**TASK TO CARRY OUT**. From the line with "Convert this screenshot" through the final line, transcribe the material below character for character; include no other lines.

**TASK INPUT**.
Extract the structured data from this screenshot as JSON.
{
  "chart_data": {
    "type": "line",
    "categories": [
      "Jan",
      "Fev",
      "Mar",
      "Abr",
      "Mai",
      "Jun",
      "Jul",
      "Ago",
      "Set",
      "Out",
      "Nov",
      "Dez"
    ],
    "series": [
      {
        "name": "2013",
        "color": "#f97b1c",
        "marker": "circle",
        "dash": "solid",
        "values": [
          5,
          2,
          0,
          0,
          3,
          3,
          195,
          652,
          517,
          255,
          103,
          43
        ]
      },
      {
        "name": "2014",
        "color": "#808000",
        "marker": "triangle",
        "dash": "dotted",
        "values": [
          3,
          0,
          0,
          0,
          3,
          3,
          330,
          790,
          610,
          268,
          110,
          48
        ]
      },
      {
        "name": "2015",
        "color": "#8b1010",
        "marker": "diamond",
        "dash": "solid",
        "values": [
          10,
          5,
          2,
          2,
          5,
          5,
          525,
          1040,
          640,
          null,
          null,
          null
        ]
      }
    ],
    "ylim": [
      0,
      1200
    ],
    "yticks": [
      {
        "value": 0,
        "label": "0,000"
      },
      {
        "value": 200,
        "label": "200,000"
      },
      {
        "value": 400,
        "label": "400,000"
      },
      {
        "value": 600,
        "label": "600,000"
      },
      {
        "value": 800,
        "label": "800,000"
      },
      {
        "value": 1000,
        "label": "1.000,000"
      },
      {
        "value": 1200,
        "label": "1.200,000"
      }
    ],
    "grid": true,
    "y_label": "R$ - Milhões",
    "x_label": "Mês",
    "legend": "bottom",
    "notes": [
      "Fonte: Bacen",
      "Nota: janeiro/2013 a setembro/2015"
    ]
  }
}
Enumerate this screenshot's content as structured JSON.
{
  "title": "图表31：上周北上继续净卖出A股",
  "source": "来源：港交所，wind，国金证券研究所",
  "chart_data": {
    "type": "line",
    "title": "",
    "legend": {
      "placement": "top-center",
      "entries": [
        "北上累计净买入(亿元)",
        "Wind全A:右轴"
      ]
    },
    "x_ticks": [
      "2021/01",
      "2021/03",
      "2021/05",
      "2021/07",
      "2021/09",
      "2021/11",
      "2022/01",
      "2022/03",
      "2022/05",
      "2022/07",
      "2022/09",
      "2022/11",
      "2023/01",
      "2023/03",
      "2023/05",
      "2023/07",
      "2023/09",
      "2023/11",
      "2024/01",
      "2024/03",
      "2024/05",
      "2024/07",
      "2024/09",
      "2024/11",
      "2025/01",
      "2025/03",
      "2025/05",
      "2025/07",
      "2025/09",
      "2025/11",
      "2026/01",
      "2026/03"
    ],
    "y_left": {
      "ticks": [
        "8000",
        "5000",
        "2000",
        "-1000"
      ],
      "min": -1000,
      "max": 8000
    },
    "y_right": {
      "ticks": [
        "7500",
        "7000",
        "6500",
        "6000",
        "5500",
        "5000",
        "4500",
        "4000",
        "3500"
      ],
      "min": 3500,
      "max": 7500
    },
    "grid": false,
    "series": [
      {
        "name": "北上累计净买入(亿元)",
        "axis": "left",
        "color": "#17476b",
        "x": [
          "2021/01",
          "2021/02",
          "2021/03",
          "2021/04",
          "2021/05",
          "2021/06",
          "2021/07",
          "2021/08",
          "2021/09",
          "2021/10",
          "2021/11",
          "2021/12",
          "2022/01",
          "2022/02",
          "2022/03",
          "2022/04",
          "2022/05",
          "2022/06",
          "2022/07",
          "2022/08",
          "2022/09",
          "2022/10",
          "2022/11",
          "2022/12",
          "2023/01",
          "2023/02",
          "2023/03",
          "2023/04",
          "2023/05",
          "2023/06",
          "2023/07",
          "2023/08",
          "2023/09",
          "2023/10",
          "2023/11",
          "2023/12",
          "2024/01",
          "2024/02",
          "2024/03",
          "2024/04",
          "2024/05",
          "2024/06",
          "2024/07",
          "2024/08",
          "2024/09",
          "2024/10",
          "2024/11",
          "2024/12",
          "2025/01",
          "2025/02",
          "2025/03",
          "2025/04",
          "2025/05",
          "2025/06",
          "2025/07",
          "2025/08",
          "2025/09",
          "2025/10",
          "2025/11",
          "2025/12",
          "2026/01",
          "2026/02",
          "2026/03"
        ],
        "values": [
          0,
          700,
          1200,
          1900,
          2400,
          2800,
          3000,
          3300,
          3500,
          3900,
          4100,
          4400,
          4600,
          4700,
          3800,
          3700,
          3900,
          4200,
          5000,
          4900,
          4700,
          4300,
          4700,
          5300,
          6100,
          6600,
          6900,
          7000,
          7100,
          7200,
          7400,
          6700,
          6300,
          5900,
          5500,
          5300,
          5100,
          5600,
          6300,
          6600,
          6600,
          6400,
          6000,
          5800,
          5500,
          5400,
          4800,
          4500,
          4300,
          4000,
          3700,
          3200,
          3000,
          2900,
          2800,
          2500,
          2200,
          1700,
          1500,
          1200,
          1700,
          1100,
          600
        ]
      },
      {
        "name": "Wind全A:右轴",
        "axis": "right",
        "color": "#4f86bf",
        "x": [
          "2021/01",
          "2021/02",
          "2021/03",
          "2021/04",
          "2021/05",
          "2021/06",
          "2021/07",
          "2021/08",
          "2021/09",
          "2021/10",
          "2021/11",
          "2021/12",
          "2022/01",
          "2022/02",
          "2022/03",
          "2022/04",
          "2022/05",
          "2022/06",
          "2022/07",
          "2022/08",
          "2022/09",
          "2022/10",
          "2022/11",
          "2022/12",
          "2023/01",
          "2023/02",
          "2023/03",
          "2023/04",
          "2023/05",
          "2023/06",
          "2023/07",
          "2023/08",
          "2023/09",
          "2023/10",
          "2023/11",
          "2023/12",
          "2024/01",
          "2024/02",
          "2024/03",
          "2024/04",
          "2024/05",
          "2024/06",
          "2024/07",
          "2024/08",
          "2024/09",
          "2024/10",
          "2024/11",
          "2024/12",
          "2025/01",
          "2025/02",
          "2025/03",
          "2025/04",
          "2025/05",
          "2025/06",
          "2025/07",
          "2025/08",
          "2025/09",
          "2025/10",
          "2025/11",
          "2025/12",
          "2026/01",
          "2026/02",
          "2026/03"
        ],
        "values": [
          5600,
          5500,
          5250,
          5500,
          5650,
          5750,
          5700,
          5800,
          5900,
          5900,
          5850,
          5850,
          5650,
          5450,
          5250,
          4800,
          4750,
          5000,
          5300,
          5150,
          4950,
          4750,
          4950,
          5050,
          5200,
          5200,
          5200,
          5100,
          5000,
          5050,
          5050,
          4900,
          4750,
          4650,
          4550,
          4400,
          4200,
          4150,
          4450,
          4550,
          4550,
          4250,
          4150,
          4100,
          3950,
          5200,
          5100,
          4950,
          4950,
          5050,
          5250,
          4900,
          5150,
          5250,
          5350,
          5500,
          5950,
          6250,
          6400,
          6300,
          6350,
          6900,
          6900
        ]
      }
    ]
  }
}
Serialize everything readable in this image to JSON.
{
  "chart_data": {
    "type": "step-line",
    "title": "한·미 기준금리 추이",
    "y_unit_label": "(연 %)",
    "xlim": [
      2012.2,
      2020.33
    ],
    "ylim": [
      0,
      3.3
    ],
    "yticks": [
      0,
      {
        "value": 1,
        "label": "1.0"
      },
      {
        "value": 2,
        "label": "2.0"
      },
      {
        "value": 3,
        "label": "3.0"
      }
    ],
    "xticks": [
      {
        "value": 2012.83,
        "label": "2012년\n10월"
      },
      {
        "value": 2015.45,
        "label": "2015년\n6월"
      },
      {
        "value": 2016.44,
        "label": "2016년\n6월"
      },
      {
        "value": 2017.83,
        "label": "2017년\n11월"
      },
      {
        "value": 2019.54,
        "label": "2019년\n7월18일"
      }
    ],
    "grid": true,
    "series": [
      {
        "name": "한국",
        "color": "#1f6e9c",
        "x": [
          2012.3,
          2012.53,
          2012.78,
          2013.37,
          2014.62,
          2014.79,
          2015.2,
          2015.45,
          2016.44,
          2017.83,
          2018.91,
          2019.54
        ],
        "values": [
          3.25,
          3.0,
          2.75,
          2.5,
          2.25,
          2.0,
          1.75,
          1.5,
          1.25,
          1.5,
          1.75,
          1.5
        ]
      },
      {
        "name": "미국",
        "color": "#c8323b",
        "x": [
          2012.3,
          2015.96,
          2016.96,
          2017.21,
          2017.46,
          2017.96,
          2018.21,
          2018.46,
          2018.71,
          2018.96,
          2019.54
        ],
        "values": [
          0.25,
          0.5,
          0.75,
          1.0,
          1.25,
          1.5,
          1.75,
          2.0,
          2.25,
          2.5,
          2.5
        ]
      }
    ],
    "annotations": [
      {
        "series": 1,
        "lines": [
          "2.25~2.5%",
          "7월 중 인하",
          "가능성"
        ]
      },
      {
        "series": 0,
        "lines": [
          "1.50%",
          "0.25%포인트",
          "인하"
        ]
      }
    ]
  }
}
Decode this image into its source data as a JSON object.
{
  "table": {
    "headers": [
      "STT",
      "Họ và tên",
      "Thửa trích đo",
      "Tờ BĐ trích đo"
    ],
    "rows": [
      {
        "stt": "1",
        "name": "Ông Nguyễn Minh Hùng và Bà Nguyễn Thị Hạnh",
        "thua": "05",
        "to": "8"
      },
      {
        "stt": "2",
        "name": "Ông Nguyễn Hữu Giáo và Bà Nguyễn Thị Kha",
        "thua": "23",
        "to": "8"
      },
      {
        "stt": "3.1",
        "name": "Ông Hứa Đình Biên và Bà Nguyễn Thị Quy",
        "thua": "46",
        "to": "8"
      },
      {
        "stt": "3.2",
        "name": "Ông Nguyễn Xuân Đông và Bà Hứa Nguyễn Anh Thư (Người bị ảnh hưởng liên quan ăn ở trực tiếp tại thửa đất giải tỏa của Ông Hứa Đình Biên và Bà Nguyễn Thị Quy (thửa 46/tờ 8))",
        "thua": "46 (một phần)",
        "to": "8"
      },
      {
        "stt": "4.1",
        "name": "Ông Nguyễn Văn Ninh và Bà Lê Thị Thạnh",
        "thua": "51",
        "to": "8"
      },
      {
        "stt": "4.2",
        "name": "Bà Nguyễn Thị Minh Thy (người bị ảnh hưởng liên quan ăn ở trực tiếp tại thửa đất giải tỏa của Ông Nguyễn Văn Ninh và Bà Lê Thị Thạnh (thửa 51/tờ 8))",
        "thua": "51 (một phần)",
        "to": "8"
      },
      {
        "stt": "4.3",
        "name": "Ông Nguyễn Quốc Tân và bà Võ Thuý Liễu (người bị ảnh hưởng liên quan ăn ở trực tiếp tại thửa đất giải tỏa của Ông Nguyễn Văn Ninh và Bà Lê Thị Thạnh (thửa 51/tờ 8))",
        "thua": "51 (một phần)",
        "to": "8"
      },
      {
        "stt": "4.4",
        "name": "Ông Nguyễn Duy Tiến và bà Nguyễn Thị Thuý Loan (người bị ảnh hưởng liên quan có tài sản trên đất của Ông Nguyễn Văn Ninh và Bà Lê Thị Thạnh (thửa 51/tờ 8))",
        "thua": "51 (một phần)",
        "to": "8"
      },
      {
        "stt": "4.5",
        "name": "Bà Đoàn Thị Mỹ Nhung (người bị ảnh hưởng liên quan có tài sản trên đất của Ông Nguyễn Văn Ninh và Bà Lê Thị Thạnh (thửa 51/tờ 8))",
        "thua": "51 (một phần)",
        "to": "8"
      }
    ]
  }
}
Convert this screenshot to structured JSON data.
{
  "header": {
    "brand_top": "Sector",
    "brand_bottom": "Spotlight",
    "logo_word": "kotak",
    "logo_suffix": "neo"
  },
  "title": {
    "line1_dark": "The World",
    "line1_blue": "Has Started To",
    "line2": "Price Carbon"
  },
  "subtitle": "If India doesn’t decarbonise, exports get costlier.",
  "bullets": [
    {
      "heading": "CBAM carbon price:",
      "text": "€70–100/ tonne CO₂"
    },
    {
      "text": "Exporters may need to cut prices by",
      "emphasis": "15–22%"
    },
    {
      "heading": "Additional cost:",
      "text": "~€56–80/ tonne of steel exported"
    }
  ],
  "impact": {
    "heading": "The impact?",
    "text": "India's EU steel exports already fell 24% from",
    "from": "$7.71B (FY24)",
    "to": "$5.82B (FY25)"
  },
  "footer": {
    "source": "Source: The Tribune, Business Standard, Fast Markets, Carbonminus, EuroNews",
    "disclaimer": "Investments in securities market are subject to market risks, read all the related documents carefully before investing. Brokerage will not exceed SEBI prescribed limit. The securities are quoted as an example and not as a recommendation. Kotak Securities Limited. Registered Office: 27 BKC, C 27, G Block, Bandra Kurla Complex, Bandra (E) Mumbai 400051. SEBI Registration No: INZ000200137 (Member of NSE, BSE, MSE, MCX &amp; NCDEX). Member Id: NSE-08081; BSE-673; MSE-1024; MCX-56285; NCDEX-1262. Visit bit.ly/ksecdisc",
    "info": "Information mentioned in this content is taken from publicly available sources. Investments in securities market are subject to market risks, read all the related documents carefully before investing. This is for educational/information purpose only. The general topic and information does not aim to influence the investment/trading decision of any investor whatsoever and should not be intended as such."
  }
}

**TASK RESPONSE**.
Convert this screenshot to structured JSON data.
{
  "header": {
    "brand_top": "Sector",
    "brand_bottom": "Spotlight",
    "logo_word": "kotak",
    "logo_suffix": "neo"
  },
  "title": {
    "line1_dark": "The World",
    "line1_blue": "Has Started To",
    "line2": "Price Carbon"
  },
  "subtitle": "If India doesn’t decarbonise, exports get costlier.",
  "bullets": [
    {
      "heading": "CBAM carbon price:",
      "text": "€70–100/ tonne CO₂"
    },
    {
      "text": "Exporters may need to cut prices by",
      "emphasis": "15–22%"
    },
    {
      "heading": "Additional cost:",
      "text": "~€56–80/ tonne of steel exported"
    }
  ],
  "impact": {
    "heading": "The impact?",
    "text": "India's EU steel exports already fell 24% from",
    "from": "$7.71B (FY24)",
    "to": "$5.82B (FY25)"
  },
  "footer": {
    "source": "Source: The Tribune, Business Standard, Fast Markets, Carbonminus, EuroNews",
    "disclaimer": "Investments in securities market are subject to market risks, read all the related documents carefully before investing. Brokerage will not exceed SEBI prescribed limit. The securities are quoted as an example and not as a recommendation. Kotak Securities Limited. Registered Office: 27 BKC, C 27, G Block, Bandra Kurla Complex, Bandra (E) Mumbai 400051. SEBI Registration No: INZ000200137 (Member of NSE, BSE, MSE, MCX &amp; NCDEX). Member Id: NSE-08081; BSE-673; MSE-1024; MCX-56285; NCDEX-1262. Visit bit.ly/ksecdisc",
    "info": "Information mentioned in this content is taken from publicly available sources. Investments in securities market are subject to market risks, read all the related documents carefully before investing. This is for educational/information purpose only. The general topic and information does not aim to influence the investment/trading decision of any investor whatsoever and should not be intended as such."
  }
}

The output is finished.